>> BEGIN Exercise inputs

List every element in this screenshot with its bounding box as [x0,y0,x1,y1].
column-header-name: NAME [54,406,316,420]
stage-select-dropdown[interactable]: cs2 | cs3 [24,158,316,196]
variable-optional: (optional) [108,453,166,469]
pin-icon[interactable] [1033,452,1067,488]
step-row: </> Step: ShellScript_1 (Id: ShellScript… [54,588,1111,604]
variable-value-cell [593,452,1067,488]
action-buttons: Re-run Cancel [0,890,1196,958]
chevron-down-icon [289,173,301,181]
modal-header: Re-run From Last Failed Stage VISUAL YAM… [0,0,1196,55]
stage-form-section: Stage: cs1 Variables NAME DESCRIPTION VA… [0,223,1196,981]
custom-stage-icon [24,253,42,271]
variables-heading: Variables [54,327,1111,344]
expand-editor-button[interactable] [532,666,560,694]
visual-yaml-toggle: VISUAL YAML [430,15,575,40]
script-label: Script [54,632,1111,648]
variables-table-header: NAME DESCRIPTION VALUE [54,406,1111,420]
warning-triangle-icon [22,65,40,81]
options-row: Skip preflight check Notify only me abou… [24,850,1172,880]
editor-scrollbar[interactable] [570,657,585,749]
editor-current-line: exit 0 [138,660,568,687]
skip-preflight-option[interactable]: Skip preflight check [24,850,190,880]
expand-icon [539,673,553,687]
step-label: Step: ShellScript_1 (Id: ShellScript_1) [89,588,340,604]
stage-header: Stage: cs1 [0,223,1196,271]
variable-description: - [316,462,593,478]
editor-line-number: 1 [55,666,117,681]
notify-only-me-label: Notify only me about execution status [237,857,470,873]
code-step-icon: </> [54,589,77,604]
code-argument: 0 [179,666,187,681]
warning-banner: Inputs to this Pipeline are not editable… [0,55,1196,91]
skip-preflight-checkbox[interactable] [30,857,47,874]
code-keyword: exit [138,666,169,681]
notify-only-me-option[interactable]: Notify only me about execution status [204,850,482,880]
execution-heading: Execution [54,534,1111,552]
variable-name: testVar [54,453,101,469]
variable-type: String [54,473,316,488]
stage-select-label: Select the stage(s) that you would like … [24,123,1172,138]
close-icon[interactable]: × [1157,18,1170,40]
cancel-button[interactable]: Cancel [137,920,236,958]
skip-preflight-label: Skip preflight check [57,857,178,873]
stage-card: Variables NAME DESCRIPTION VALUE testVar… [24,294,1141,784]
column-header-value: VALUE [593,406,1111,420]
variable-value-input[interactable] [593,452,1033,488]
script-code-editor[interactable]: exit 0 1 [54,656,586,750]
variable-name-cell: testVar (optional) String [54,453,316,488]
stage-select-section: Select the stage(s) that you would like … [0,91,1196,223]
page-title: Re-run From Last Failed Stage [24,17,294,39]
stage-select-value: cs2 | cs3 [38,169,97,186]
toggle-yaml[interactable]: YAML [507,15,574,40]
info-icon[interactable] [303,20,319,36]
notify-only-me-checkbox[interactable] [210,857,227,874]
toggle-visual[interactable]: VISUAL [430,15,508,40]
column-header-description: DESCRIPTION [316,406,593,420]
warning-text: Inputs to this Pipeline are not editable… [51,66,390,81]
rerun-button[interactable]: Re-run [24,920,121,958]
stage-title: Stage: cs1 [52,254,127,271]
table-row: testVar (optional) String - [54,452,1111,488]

>> END Exercise inputs

Switch every occurrence of "testVar" in the data above to "buildVar", and reproduce all lines with nothing else altered.

▶ _Expected answer_:
List every element in this screenshot with its bounding box as [x0,y0,x1,y1].
column-header-name: NAME [54,406,316,420]
stage-select-dropdown[interactable]: cs2 | cs3 [24,158,316,196]
variable-optional: (optional) [108,453,166,469]
pin-icon[interactable] [1033,452,1067,488]
step-row: </> Step: ShellScript_1 (Id: ShellScript… [54,588,1111,604]
variable-value-cell [593,452,1067,488]
action-buttons: Re-run Cancel [0,890,1196,958]
chevron-down-icon [289,173,301,181]
modal-header: Re-run From Last Failed Stage VISUAL YAM… [0,0,1196,55]
stage-form-section: Stage: cs1 Variables NAME DESCRIPTION VA… [0,223,1196,981]
custom-stage-icon [24,253,42,271]
variables-heading: Variables [54,327,1111,344]
expand-editor-button[interactable] [532,666,560,694]
visual-yaml-toggle: VISUAL YAML [430,15,575,40]
script-label: Script [54,632,1111,648]
variables-table-header: NAME DESCRIPTION VALUE [54,406,1111,420]
warning-triangle-icon [22,65,40,81]
options-row: Skip preflight check Notify only me abou… [24,850,1172,880]
editor-scrollbar[interactable] [570,657,585,749]
editor-current-line: exit 0 [138,660,568,687]
skip-preflight-option[interactable]: Skip preflight check [24,850,190,880]
expand-icon [539,673,553,687]
step-label: Step: ShellScript_1 (Id: ShellScript_1) [89,588,340,604]
stage-header: Stage: cs1 [0,223,1196,271]
variable-description: - [316,462,593,478]
editor-line-number: 1 [55,666,117,681]
notify-only-me-label: Notify only me about execution status [237,857,470,873]
code-step-icon: </> [54,589,77,604]
code-argument: 0 [179,666,187,681]
warning-banner: Inputs to this Pipeline are not editable… [0,55,1196,91]
skip-preflight-checkbox[interactable] [30,857,47,874]
code-keyword: exit [138,666,169,681]
notify-only-me-option[interactable]: Notify only me about execution status [204,850,482,880]
execution-heading: Execution [54,534,1111,552]
variable-name: buildVar [54,453,101,469]
variable-type: String [54,473,316,488]
stage-select-label: Select the stage(s) that you would like … [24,123,1172,138]
close-icon[interactable]: × [1157,18,1170,40]
cancel-button[interactable]: Cancel [137,920,236,958]
skip-preflight-label: Skip preflight check [57,857,178,873]
stage-card: Variables NAME DESCRIPTION VALUE buildVar… [24,294,1141,784]
column-header-value: VALUE [593,406,1111,420]
variable-value-input[interactable] [593,452,1033,488]
script-code-editor[interactable]: exit 0 1 [54,656,586,750]
variable-name-cell: buildVar (optional) String [54,453,316,488]
stage-select-section: Select the stage(s) that you would like … [0,91,1196,223]
page-title: Re-run From Last Failed Stage [24,17,294,39]
stage-select-value: cs2 | cs3 [38,169,97,186]
toggle-yaml[interactable]: YAML [507,15,574,40]
info-icon[interactable] [303,20,319,36]
notify-only-me-checkbox[interactable] [210,857,227,874]
toggle-visual[interactable]: VISUAL [430,15,508,40]
column-header-description: DESCRIPTION [316,406,593,420]
warning-text: Inputs to this Pipeline are not editable… [51,66,390,81]
rerun-button[interactable]: Re-run [24,920,121,958]
stage-title: Stage: cs1 [52,254,127,271]
table-row: buildVar (optional) String - [54,452,1111,488]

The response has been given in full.